** start of Exercise inputs **

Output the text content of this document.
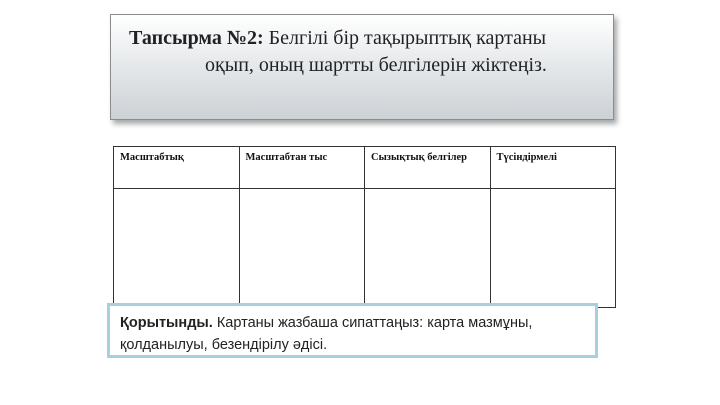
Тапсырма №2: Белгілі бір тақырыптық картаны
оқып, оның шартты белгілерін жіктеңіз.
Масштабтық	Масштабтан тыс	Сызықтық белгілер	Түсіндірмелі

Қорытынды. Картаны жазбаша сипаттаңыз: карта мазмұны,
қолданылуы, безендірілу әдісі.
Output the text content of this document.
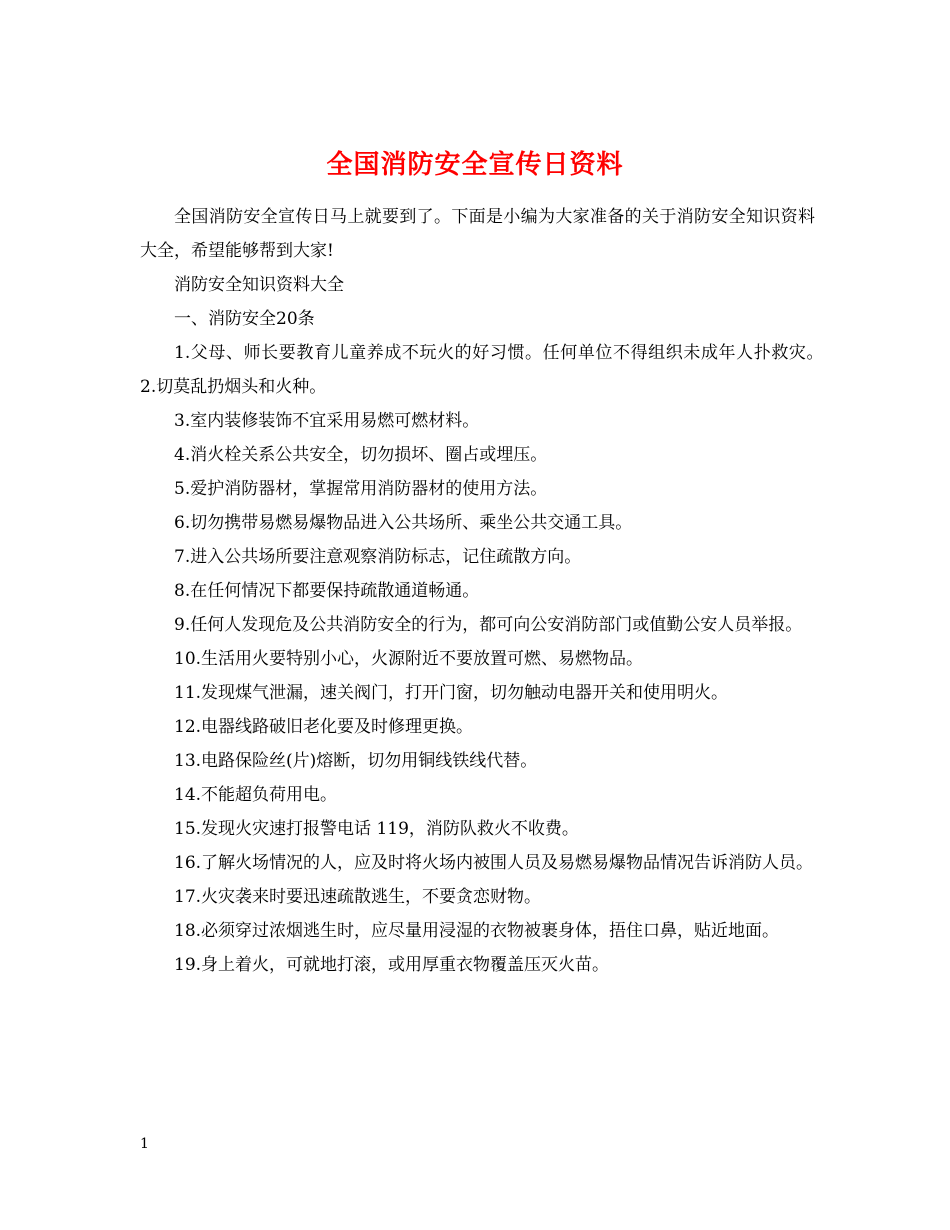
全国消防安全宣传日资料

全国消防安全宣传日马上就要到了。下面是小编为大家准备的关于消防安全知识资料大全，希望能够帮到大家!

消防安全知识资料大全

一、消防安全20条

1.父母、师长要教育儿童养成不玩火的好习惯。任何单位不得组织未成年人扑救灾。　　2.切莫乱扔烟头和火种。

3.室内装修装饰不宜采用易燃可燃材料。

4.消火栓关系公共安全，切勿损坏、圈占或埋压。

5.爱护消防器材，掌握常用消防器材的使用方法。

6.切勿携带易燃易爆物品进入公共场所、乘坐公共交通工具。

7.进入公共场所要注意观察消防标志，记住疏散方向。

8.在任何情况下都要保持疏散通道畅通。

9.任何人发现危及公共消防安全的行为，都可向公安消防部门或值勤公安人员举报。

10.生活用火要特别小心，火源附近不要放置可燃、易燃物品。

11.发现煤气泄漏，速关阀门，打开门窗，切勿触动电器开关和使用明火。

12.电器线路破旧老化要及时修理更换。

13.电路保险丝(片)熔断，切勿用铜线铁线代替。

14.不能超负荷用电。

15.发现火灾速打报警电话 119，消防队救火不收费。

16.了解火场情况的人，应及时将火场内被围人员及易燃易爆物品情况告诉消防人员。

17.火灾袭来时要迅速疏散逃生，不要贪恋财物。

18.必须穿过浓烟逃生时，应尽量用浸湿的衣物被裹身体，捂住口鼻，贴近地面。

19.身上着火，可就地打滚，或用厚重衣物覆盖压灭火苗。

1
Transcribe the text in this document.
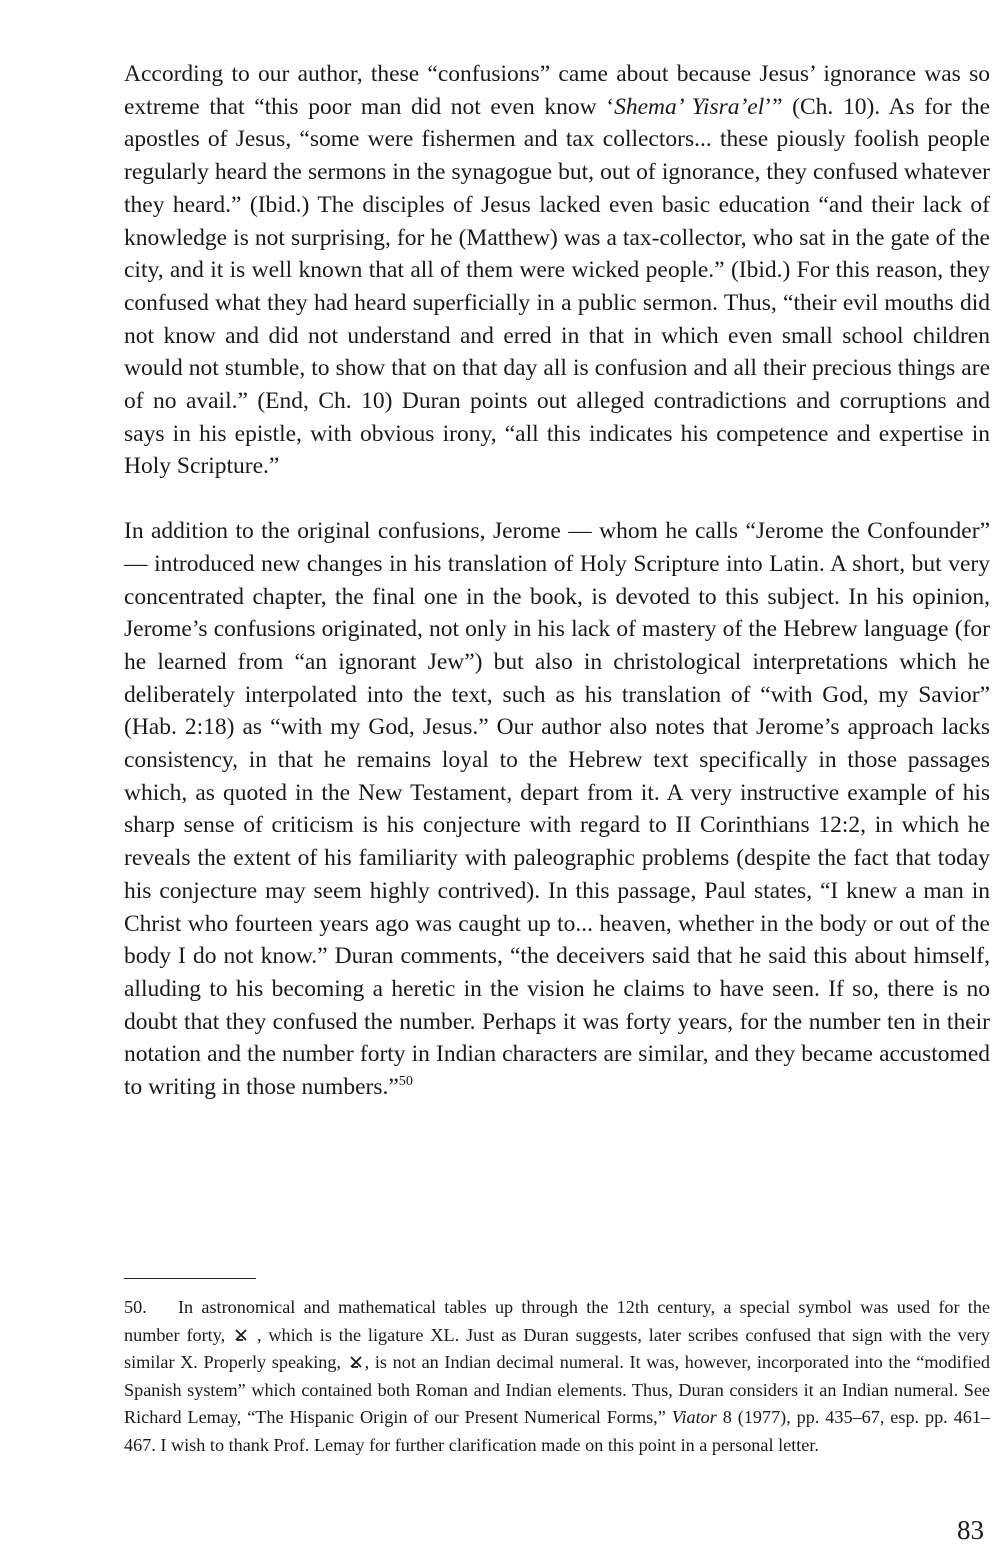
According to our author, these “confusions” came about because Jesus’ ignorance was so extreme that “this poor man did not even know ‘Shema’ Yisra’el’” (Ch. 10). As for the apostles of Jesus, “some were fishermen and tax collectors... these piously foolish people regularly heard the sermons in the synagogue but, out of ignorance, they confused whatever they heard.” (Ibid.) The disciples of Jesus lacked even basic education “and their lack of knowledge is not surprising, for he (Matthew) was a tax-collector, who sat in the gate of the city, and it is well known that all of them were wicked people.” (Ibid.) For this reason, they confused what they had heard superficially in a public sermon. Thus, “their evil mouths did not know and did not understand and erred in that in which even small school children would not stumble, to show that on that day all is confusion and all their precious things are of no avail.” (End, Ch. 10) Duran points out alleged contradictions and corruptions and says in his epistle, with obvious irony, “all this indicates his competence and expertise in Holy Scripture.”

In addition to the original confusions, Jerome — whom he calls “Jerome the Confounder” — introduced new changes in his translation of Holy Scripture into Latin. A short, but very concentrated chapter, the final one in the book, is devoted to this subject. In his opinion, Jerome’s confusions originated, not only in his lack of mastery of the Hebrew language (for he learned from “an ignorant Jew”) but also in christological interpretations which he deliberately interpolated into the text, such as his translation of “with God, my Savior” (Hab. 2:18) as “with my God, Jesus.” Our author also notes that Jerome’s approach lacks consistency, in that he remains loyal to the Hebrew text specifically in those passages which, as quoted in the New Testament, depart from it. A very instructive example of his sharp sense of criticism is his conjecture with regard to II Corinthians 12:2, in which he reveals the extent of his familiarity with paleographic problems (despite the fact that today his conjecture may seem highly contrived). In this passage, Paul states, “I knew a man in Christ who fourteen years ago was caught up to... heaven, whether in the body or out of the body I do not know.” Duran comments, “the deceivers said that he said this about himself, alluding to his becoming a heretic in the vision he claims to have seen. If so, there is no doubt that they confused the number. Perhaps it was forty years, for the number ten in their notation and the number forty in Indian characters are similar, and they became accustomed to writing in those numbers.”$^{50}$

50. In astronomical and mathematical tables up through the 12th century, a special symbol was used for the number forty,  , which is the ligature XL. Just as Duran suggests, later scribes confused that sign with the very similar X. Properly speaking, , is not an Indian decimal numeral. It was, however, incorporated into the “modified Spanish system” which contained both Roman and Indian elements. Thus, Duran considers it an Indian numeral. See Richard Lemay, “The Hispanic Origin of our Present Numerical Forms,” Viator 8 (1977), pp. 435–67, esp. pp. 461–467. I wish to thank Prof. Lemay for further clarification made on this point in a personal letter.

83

** end of Exercise inputs **
** start of Exercise inputs **

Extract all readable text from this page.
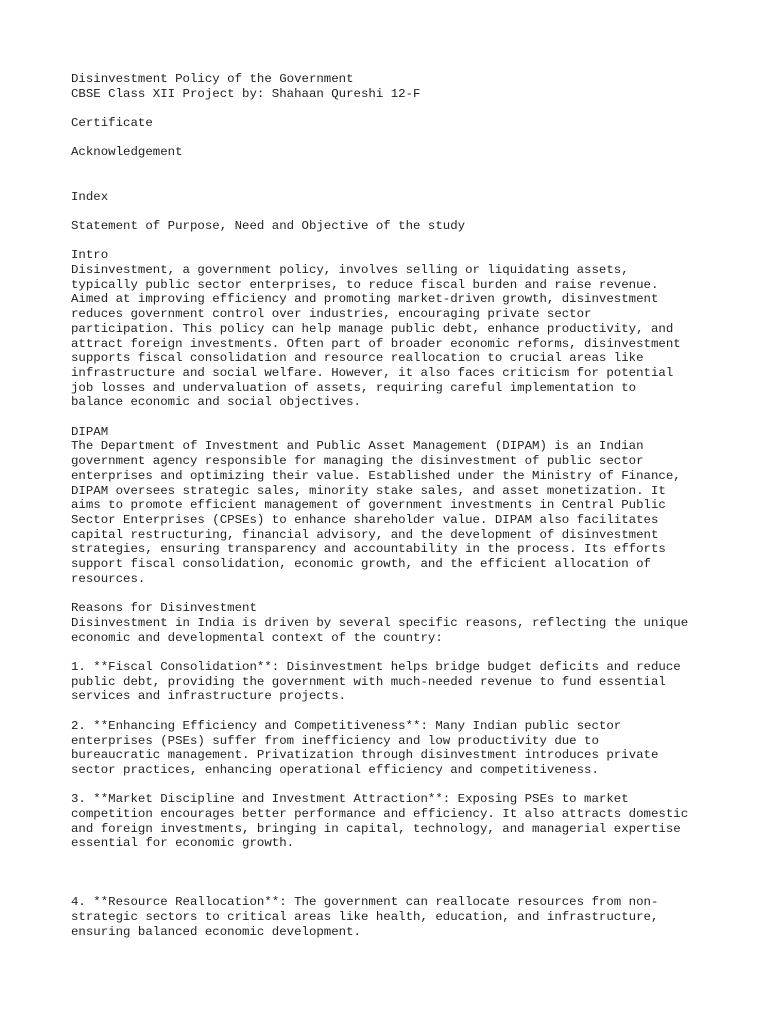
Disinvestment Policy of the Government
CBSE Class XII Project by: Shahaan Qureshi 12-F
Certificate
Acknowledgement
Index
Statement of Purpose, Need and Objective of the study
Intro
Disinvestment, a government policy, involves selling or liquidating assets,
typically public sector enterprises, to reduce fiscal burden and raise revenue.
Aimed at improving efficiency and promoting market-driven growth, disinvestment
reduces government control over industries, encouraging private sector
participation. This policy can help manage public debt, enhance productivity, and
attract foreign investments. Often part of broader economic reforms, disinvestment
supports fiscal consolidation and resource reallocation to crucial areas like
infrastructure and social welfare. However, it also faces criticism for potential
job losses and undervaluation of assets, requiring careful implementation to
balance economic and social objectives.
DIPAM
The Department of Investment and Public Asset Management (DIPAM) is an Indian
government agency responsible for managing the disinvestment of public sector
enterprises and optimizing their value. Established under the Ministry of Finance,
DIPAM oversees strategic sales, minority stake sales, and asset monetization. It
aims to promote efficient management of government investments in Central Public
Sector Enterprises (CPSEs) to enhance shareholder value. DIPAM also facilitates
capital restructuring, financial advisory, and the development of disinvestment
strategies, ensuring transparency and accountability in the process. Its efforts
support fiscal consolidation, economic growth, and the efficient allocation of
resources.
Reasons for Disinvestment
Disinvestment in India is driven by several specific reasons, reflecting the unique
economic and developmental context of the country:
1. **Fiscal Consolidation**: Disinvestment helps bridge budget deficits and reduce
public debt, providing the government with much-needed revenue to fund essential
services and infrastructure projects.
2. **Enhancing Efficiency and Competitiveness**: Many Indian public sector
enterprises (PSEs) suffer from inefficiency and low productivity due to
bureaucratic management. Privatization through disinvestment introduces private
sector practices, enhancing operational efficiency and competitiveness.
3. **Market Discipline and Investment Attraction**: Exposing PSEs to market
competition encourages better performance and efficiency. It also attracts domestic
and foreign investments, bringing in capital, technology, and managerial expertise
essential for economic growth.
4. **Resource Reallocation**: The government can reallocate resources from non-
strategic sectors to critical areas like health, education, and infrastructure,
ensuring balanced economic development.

** end of Exercise inputs **

# Stated task:
Collect each line holding the string "foreign".

# Task output:
attract foreign investments. Often part of broader economic reforms, disinvestment
and foreign investments, bringing in capital, technology, and managerial expertise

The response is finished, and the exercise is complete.